>> START

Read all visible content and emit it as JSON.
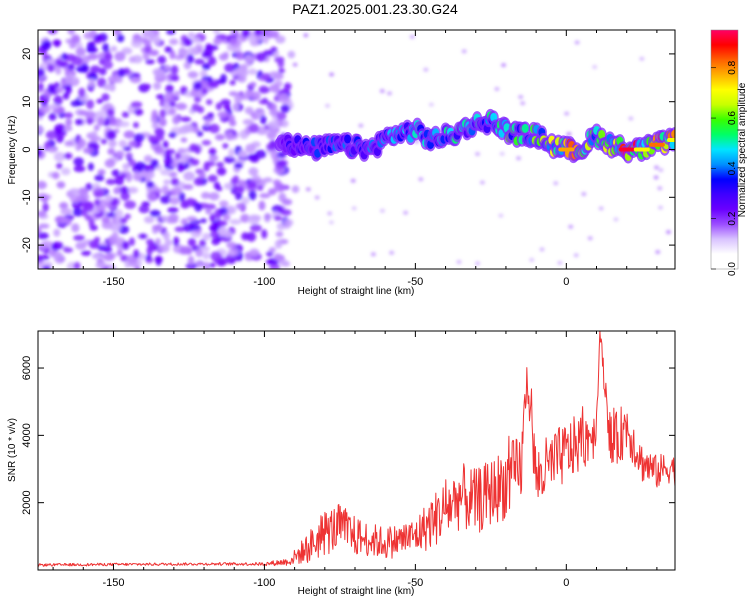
{
  "title": "PAZ1.2025.001.23.30.G24",
  "colors": {
    "series": "#ee3333",
    "frame": "#000000",
    "colormap": [
      "#ffffff",
      "#ffffff",
      "#d9c3ff",
      "#9b4dff",
      "#6a00ff",
      "#3f00ff",
      "#0000ff",
      "#0090ff",
      "#00e5ff",
      "#00ff66",
      "#38ff00",
      "#c8ff00",
      "#ffff00",
      "#ffb000",
      "#ff6000",
      "#ff0000",
      "#ff0066"
    ]
  },
  "chart_data": [
    {
      "type": "heatmap",
      "xlabel": "Height of straight line (km)",
      "ylabel": "Frequency (Hz)",
      "xlim": [
        -175,
        36
      ],
      "ylim": [
        -25,
        25
      ],
      "xticks": [
        -150,
        -100,
        -50,
        0
      ],
      "xtick_labels": [
        "-150",
        "-100",
        "-50",
        "0"
      ],
      "yticks": [
        20,
        10,
        0,
        -10,
        -20
      ],
      "ytick_labels": [
        "20",
        "10",
        "0",
        "-10",
        "-20"
      ],
      "colorbar": {
        "label": "Normalized spectral amplitude",
        "range": [
          0,
          0.95
        ],
        "ticks": [
          0,
          0.2,
          0.4,
          0.6,
          0.8
        ],
        "tick_labels": [
          "0.0",
          "0.2",
          "0.4",
          "0.6",
          "0.8"
        ]
      },
      "noise_region_x": [
        -175,
        -92
      ],
      "signal_ridge": {
        "x": [
          -95,
          -85,
          -75,
          -65,
          -58,
          -50,
          -45,
          -38,
          -32,
          -25,
          -20,
          -15,
          -10,
          -5,
          0,
          5,
          10,
          15,
          20,
          25,
          30,
          36
        ],
        "frequency": [
          2,
          0,
          1,
          0,
          3,
          4,
          2,
          3,
          5,
          6,
          4,
          3,
          3,
          1,
          0,
          0,
          3,
          1,
          0,
          0,
          1,
          2
        ],
        "amplitude": [
          0.2,
          0.28,
          0.3,
          0.3,
          0.35,
          0.38,
          0.4,
          0.42,
          0.38,
          0.45,
          0.5,
          0.5,
          0.55,
          0.6,
          0.78,
          0.6,
          0.55,
          0.6,
          0.92,
          0.72,
          0.82,
          0.7
        ]
      },
      "grid": false
    },
    {
      "type": "line",
      "xlabel": "Height of straight line (km)",
      "ylabel": "SNR (10 * v/v)",
      "xlim": [
        -175,
        36
      ],
      "ylim": [
        0,
        7100
      ],
      "xticks": [
        -150,
        -100,
        -50,
        0
      ],
      "xtick_labels": [
        "-150",
        "-100",
        "-50",
        "0"
      ],
      "yticks": [
        2000,
        4000,
        6000
      ],
      "ytick_labels": [
        "2000",
        "4000",
        "6000"
      ],
      "series": [
        {
          "x": [
            -175,
            -160,
            -140,
            -120,
            -100,
            -92,
            -85,
            -80,
            -75,
            -70,
            -65,
            -60,
            -55,
            -50,
            -45,
            -40,
            -35,
            -30,
            -25,
            -20,
            -15,
            -13,
            -10,
            -5,
            0,
            5,
            10,
            11,
            15,
            20,
            25,
            30,
            35,
            36
          ],
          "y": [
            150,
            160,
            170,
            180,
            180,
            250,
            700,
            1100,
            1300,
            1000,
            900,
            800,
            900,
            1000,
            1400,
            1800,
            2200,
            2000,
            2300,
            2600,
            3000,
            5800,
            2700,
            3100,
            3500,
            3800,
            4200,
            7100,
            3600,
            4300,
            3200,
            2900,
            3100,
            2900
          ],
          "noise_amplitude": [
            40,
            40,
            40,
            40,
            50,
            120,
            500,
            700,
            700,
            600,
            500,
            500,
            500,
            550,
            800,
            900,
            1000,
            1000,
            1000,
            1100,
            1100,
            500,
            1000,
            1000,
            900,
            900,
            800,
            200,
            900,
            800,
            600,
            500,
            500,
            400
          ]
        }
      ],
      "grid": false
    }
  ]
}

>> END

WORK REQUIRED: Using the records above, output their complete text exactly, minus any images.

RIGHT ANSWER:
Read all visible content and emit it as JSON.
{
  "title": "PAZ1.2025.001.23.30.G24",
  "colors": {
    "series": "#ee3333",
    "frame": "#000000",
    "colormap": [
      "#ffffff",
      "#ffffff",
      "#d9c3ff",
      "#9b4dff",
      "#6a00ff",
      "#3f00ff",
      "#0000ff",
      "#0090ff",
      "#00e5ff",
      "#00ff66",
      "#38ff00",
      "#c8ff00",
      "#ffff00",
      "#ffb000",
      "#ff6000",
      "#ff0000",
      "#ff0066"
    ]
  },
  "chart_data": [
    {
      "type": "heatmap",
      "xlabel": "Height of straight line (km)",
      "ylabel": "Frequency (Hz)",
      "xlim": [
        -175,
        36
      ],
      "ylim": [
        -25,
        25
      ],
      "xticks": [
        -150,
        -100,
        -50,
        0
      ],
      "xtick_labels": [
        "-150",
        "-100",
        "-50",
        "0"
      ],
      "yticks": [
        20,
        10,
        0,
        -10,
        -20
      ],
      "ytick_labels": [
        "20",
        "10",
        "0",
        "-10",
        "-20"
      ],
      "colorbar": {
        "label": "Normalized spectral amplitude",
        "range": [
          0,
          0.95
        ],
        "ticks": [
          0,
          0.2,
          0.4,
          0.6,
          0.8
        ],
        "tick_labels": [
          "0.0",
          "0.2",
          "0.4",
          "0.6",
          "0.8"
        ]
      },
      "noise_region_x": [
        -175,
        -92
      ],
      "signal_ridge": {
        "x": [
          -95,
          -85,
          -75,
          -65,
          -58,
          -50,
          -45,
          -38,
          -32,
          -25,
          -20,
          -15,
          -10,
          -5,
          0,
          5,
          10,
          15,
          20,
          25,
          30,
          36
        ],
        "frequency": [
          2,
          0,
          1,
          0,
          3,
          4,
          2,
          3,
          5,
          6,
          4,
          3,
          3,
          1,
          0,
          0,
          3,
          1,
          0,
          0,
          1,
          2
        ],
        "amplitude": [
          0.2,
          0.28,
          0.3,
          0.3,
          0.35,
          0.38,
          0.4,
          0.42,
          0.38,
          0.45,
          0.5,
          0.5,
          0.55,
          0.6,
          0.78,
          0.6,
          0.55,
          0.6,
          0.92,
          0.72,
          0.82,
          0.7
        ]
      },
      "grid": false
    },
    {
      "type": "line",
      "xlabel": "Height of straight line (km)",
      "ylabel": "SNR (10 * v/v)",
      "xlim": [
        -175,
        36
      ],
      "ylim": [
        0,
        7100
      ],
      "xticks": [
        -150,
        -100,
        -50,
        0
      ],
      "xtick_labels": [
        "-150",
        "-100",
        "-50",
        "0"
      ],
      "yticks": [
        2000,
        4000,
        6000
      ],
      "ytick_labels": [
        "2000",
        "4000",
        "6000"
      ],
      "series": [
        {
          "x": [
            -175,
            -160,
            -140,
            -120,
            -100,
            -92,
            -85,
            -80,
            -75,
            -70,
            -65,
            -60,
            -55,
            -50,
            -45,
            -40,
            -35,
            -30,
            -25,
            -20,
            -15,
            -13,
            -10,
            -5,
            0,
            5,
            10,
            11,
            15,
            20,
            25,
            30,
            35,
            36
          ],
          "y": [
            150,
            160,
            170,
            180,
            180,
            250,
            700,
            1100,
            1300,
            1000,
            900,
            800,
            900,
            1000,
            1400,
            1800,
            2200,
            2000,
            2300,
            2600,
            3000,
            5800,
            2700,
            3100,
            3500,
            3800,
            4200,
            7100,
            3600,
            4300,
            3200,
            2900,
            3100,
            2900
          ],
          "noise_amplitude": [
            40,
            40,
            40,
            40,
            50,
            120,
            500,
            700,
            700,
            600,
            500,
            500,
            500,
            550,
            800,
            900,
            1000,
            1000,
            1000,
            1100,
            1100,
            500,
            1000,
            1000,
            900,
            900,
            800,
            200,
            900,
            800,
            600,
            500,
            500,
            400
          ]
        }
      ],
      "grid": false
    }
  ]
}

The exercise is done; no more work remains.